Stored records:

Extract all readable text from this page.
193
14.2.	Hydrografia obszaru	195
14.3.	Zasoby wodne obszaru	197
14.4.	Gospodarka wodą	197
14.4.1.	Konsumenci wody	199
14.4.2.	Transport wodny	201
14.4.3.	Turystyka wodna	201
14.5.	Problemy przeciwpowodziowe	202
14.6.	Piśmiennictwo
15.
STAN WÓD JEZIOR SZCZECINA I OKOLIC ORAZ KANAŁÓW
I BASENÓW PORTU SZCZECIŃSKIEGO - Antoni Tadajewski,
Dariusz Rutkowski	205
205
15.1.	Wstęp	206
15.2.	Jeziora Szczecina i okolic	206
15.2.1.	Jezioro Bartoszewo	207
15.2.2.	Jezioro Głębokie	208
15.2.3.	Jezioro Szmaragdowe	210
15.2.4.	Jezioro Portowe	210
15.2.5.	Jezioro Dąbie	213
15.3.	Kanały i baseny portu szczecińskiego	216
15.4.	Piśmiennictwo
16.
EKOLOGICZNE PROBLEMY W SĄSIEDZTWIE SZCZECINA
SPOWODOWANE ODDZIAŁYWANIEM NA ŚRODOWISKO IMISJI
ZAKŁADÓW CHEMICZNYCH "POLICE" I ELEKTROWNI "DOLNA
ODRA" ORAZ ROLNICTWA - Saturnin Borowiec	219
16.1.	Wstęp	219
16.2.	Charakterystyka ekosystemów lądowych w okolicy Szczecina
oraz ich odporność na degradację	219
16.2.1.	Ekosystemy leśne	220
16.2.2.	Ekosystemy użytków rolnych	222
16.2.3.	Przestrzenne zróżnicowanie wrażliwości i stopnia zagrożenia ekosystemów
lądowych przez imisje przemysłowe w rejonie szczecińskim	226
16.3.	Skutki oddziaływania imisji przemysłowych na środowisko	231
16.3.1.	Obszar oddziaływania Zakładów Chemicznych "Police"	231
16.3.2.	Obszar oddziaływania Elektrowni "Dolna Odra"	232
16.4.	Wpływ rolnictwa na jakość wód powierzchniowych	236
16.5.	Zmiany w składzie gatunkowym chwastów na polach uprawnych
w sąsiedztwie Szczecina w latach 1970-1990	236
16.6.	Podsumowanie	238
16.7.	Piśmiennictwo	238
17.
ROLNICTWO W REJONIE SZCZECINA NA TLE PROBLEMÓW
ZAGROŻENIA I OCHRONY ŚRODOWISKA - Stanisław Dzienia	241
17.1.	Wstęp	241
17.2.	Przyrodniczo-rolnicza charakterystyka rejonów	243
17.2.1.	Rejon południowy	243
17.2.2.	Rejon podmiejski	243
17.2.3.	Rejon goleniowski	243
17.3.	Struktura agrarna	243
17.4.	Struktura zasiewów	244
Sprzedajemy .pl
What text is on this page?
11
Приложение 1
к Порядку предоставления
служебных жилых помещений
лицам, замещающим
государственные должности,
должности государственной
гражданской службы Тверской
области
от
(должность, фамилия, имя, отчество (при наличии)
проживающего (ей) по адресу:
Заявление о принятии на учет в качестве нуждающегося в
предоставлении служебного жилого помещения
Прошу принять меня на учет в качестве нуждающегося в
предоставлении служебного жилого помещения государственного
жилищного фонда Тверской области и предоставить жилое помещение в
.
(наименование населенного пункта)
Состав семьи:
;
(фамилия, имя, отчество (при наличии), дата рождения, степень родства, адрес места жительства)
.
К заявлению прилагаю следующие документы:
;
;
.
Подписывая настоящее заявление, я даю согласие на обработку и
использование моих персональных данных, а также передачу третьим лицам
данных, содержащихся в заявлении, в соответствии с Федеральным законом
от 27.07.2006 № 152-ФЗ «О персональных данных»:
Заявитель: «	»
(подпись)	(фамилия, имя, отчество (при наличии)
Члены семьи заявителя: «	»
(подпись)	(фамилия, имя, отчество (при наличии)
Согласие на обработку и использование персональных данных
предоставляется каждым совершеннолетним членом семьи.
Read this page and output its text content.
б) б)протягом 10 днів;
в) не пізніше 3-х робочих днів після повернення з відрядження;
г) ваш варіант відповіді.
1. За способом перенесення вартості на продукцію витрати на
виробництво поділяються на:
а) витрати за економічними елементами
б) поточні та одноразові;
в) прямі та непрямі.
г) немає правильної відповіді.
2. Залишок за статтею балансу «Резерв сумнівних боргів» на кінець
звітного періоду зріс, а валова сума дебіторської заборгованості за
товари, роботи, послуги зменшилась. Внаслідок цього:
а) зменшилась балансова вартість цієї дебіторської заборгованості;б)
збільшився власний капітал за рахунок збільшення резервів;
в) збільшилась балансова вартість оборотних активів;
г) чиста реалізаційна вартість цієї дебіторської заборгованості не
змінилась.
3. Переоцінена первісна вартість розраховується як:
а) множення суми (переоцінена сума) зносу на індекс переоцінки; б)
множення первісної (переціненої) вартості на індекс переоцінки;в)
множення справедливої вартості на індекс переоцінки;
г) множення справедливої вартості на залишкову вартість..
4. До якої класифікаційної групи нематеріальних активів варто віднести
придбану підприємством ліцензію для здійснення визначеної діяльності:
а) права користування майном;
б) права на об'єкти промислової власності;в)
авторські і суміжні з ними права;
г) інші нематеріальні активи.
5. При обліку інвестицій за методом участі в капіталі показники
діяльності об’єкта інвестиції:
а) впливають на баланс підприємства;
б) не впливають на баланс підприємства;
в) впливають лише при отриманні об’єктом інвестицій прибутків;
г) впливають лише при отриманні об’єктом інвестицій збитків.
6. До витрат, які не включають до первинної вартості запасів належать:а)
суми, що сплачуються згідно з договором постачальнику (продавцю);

Direction: In the records above, how many lines contain the word "справедливої"? Give the number alone.

Answer to the problem: 2